• _Listings of elements and boxes_:
******************************

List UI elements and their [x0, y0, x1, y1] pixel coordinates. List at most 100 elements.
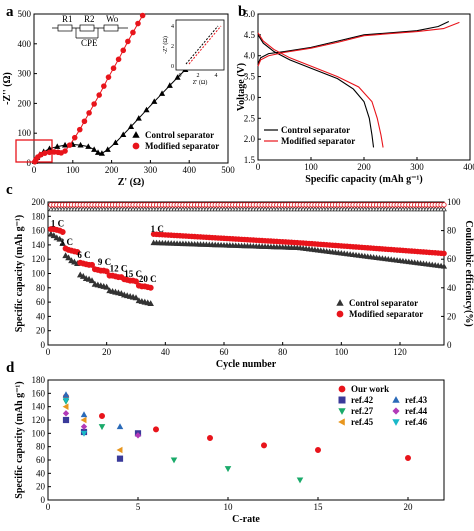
d-legend-marker	[338, 385, 346, 393]
c-y2tick-label: 20	[447, 311, 457, 321]
d-ytick-label: 160	[32, 388, 46, 398]
d-point-2	[296, 477, 304, 484]
b-charge-curve-0	[257, 21, 450, 65]
a-circuit-label: R1	[62, 14, 73, 24]
a-point-0	[91, 146, 98, 152]
b-ytick-label: 4.5	[244, 30, 256, 40]
d-point-5	[134, 432, 142, 439]
d-point-4	[62, 391, 70, 398]
a-point-1	[81, 118, 88, 125]
panel-c-label: c	[6, 182, 13, 198]
chart-b: 0 100 200 300 400 1.5 2.0 2.5 3.0 3.5 4.0 4.5 5.0 Spe…	[236, 9, 474, 185]
d-ytick-label: 20	[36, 482, 46, 492]
d-plot-frame	[47, 379, 445, 501]
d-point-4	[80, 411, 88, 418]
c-rate-label: 1 C	[51, 218, 64, 228]
c-rate-point-0	[147, 300, 154, 307]
c-ytick-label: 120	[32, 254, 46, 264]
c-rate-point-0	[68, 257, 75, 264]
c-efficiency-point-1	[441, 202, 447, 208]
a-point-1	[130, 29, 136, 36]
d-ytick-label: 60	[36, 455, 46, 465]
a-xtick-label: 100	[66, 165, 80, 175]
b-xtick-label: 100	[304, 162, 318, 172]
c-xtick-label: 20	[102, 347, 112, 357]
a-x-axis-label: Z' (Ω)	[118, 177, 145, 188]
b-legend-label: Modified separator	[281, 136, 355, 146]
a-xtick-label: 400	[182, 165, 196, 175]
a-inset-ytick: 0	[171, 64, 174, 70]
a-point-1	[96, 92, 102, 98]
a-point-0	[127, 123, 135, 129]
a-ytick-label: 0	[27, 158, 32, 168]
a-point-0	[166, 82, 173, 88]
a-point-0	[112, 139, 119, 146]
b-legend-label: Control separator	[281, 125, 350, 135]
chart-c: 0 20 40 60 80 100 120 0 20 40 60 80 100 120 140 160 180 2…	[14, 197, 474, 370]
a-point-1	[139, 12, 146, 19]
a-legend-label: Control separator	[145, 130, 214, 140]
c-y2tick-label: 40	[447, 283, 457, 293]
a-legend-marker	[132, 131, 140, 138]
c-ytick-label: 40	[36, 311, 46, 321]
d-ytick-label: 0	[41, 495, 46, 505]
d-ytick-label: 100	[32, 428, 46, 438]
d-legend-marker	[392, 396, 400, 403]
d-point-1	[116, 455, 124, 462]
c-rate-point-0	[85, 275, 93, 282]
c-rate-point-0	[56, 235, 64, 242]
d-legend-label: ref.43	[405, 395, 428, 405]
d-point-4	[116, 423, 124, 430]
a-point-0	[151, 98, 158, 104]
c-rate-point-0	[50, 232, 58, 239]
a-point-0	[85, 143, 92, 149]
c-rate-point-0	[62, 252, 69, 259]
a-xtick-label: 500	[221, 165, 235, 175]
d-legend-marker	[392, 407, 400, 415]
a-point-1	[105, 74, 112, 80]
d-point-2	[170, 457, 178, 464]
c-y2tick-label: 80	[447, 226, 457, 236]
c-xtick-label: 0	[46, 347, 51, 357]
c-ytick-label: 60	[36, 297, 46, 307]
c-cycle-point-1	[441, 250, 447, 257]
a-point-1	[71, 134, 78, 141]
chart-d: 0 5 10 15 20020406080100120140160180C-rateSp…	[14, 375, 445, 525]
a-inset-xtick: 0	[179, 73, 182, 79]
a-point-1	[46, 149, 53, 156]
a-xtick-label: 300	[144, 165, 158, 175]
d-point-2	[98, 424, 106, 431]
b-ytick-label: 4.0	[244, 51, 256, 61]
c-ytick-label: 80	[36, 283, 46, 293]
a-inset-line	[185, 25, 219, 65]
b-discharge-curve-0	[257, 34, 375, 148]
a-point-0	[98, 150, 105, 156]
c-xtick-label: 80	[278, 347, 288, 357]
c-rate-point-1	[147, 284, 154, 291]
a-xtick-label: 200	[105, 165, 119, 175]
c-ytick-label: 0	[41, 340, 46, 350]
d-point-3	[80, 416, 87, 424]
c-ytick-label: 200	[32, 197, 46, 207]
b-ytick-label: 5.0	[244, 9, 256, 19]
a-circuit-wo	[103, 24, 119, 32]
d-legend-marker	[338, 418, 345, 426]
c-rate-point-0	[71, 258, 78, 265]
c-ytick-label: 140	[32, 240, 46, 250]
d-point-0	[404, 454, 411, 461]
c-legend-marker	[336, 310, 344, 318]
a-point-1	[91, 101, 97, 107]
c-rate-point-0	[53, 234, 61, 241]
b-x-axis-label: Specific capacity (mAh g⁻¹)	[305, 174, 422, 185]
a-zoom-box	[15, 139, 53, 163]
c-y2tick-label: 60	[447, 254, 457, 264]
a-point-0	[94, 149, 102, 155]
c-legend-marker	[336, 299, 344, 306]
a-point-1	[115, 56, 122, 63]
d-legend-marker	[338, 396, 346, 404]
d-legend-label: ref.42	[351, 395, 374, 405]
d-point-6	[80, 430, 88, 437]
d-point-3	[116, 446, 123, 454]
d-point-5	[80, 423, 88, 430]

******************************

• _Exercise brief_:
Return every line of the listing above without any changes, but leave out the picture.

• _Response below_:
List UI elements and their [x0, y0, x1, y1] pixel coordinates. List at most 100 elements.
d-legend-marker	[338, 385, 346, 393]
c-y2tick-label: 20	[447, 311, 457, 321]
d-ytick-label: 160	[32, 388, 46, 398]
d-point-2	[296, 477, 304, 484]
b-charge-curve-0	[257, 21, 450, 65]
a-circuit-label: R1	[62, 14, 73, 24]
a-point-0	[91, 146, 98, 152]
b-ytick-label: 4.5	[244, 30, 256, 40]
d-point-5	[134, 432, 142, 439]
d-point-4	[62, 391, 70, 398]
a-point-1	[81, 118, 88, 125]
panel-c-label: c	[6, 182, 13, 198]
chart-b: 0 100 200 300 400 1.5 2.0 2.5 3.0 3.5 4.0 4.5 5.0 Spe…	[236, 9, 474, 185]
d-ytick-label: 20	[36, 482, 46, 492]
d-plot-frame	[47, 379, 445, 501]
d-point-4	[80, 411, 88, 418]
c-rate-label: 1 C	[51, 218, 64, 228]
c-rate-point-0	[147, 300, 154, 307]
c-ytick-label: 120	[32, 254, 46, 264]
c-rate-point-0	[68, 257, 75, 264]
c-efficiency-point-1	[441, 202, 447, 208]
a-point-1	[130, 29, 136, 36]
d-ytick-label: 60	[36, 455, 46, 465]
a-xtick-label: 100	[66, 165, 80, 175]
b-xtick-label: 100	[304, 162, 318, 172]
c-xtick-label: 20	[102, 347, 112, 357]
a-x-axis-label: Z' (Ω)	[118, 177, 145, 188]
b-legend-label: Modified separator	[281, 136, 355, 146]
a-xtick-label: 400	[182, 165, 196, 175]
a-inset-ytick: 0	[171, 64, 174, 70]
a-point-1	[96, 92, 102, 98]
a-point-0	[127, 123, 135, 129]
a-ytick-label: 0	[27, 158, 32, 168]
a-point-0	[166, 82, 173, 88]
a-point-0	[112, 139, 119, 146]
b-legend-label: Control separator	[281, 125, 350, 135]
chart-c: 0 20 40 60 80 100 120 0 20 40 60 80 100 120 140 160 180 2…	[14, 197, 474, 370]
a-point-1	[139, 12, 146, 19]
a-legend-label: Control separator	[145, 130, 214, 140]
c-y2tick-label: 40	[447, 283, 457, 293]
a-legend-marker	[132, 131, 140, 138]
c-ytick-label: 40	[36, 311, 46, 321]
d-ytick-label: 0	[41, 495, 46, 505]
d-ytick-label: 100	[32, 428, 46, 438]
d-legend-marker	[392, 396, 400, 403]
d-point-1	[116, 455, 124, 462]
c-rate-point-0	[85, 275, 93, 282]
c-rate-point-0	[56, 235, 64, 242]
d-legend-label: ref.43	[405, 395, 428, 405]
d-point-4	[116, 423, 124, 430]
a-point-0	[151, 98, 158, 104]
c-rate-point-0	[50, 232, 58, 239]
a-point-0	[85, 143, 92, 149]
c-rate-point-0	[62, 252, 69, 259]
a-xtick-label: 500	[221, 165, 235, 175]
d-legend-marker	[392, 407, 400, 415]
a-point-1	[105, 74, 112, 80]
d-point-2	[170, 457, 178, 464]
c-y2tick-label: 80	[447, 226, 457, 236]
c-xtick-label: 0	[46, 347, 51, 357]
c-ytick-label: 60	[36, 297, 46, 307]
c-cycle-point-1	[441, 250, 447, 257]
a-point-1	[71, 134, 78, 141]
chart-d: 0 5 10 15 20020406080100120140160180C-rateSp…	[14, 375, 445, 525]
a-inset-xtick: 0	[179, 73, 182, 79]
a-point-1	[46, 149, 53, 156]
a-xtick-label: 300	[144, 165, 158, 175]
d-point-2	[98, 424, 106, 431]
b-ytick-label: 4.0	[244, 51, 256, 61]
c-ytick-label: 80	[36, 283, 46, 293]
a-inset-line	[185, 25, 219, 65]
b-discharge-curve-0	[257, 34, 375, 148]
a-point-0	[98, 150, 105, 156]
c-xtick-label: 80	[278, 347, 288, 357]
c-rate-point-1	[147, 284, 154, 291]
a-xtick-label: 200	[105, 165, 119, 175]
c-ytick-label: 0	[41, 340, 46, 350]
d-point-3	[80, 416, 87, 424]
c-ytick-label: 200	[32, 197, 46, 207]
b-ytick-label: 5.0	[244, 9, 256, 19]
a-circuit-wo	[103, 24, 119, 32]
d-legend-marker	[338, 418, 345, 426]
c-rate-point-0	[71, 258, 78, 265]
c-ytick-label: 140	[32, 240, 46, 250]
d-point-0	[404, 454, 411, 461]
c-legend-marker	[336, 310, 344, 318]
a-point-1	[91, 101, 97, 107]
c-rate-point-0	[53, 234, 61, 241]
b-x-axis-label: Specific capacity (mAh g⁻¹)	[305, 174, 422, 185]
a-zoom-box	[15, 139, 53, 163]
c-y2tick-label: 60	[447, 254, 457, 264]
a-point-0	[94, 149, 102, 155]
c-legend-marker	[336, 299, 344, 306]
a-point-1	[115, 56, 122, 63]
d-legend-marker	[338, 396, 346, 404]
d-legend-label: ref.42	[351, 395, 374, 405]
d-point-6	[80, 430, 88, 437]
d-point-3	[116, 446, 123, 454]
d-point-5	[80, 423, 88, 430]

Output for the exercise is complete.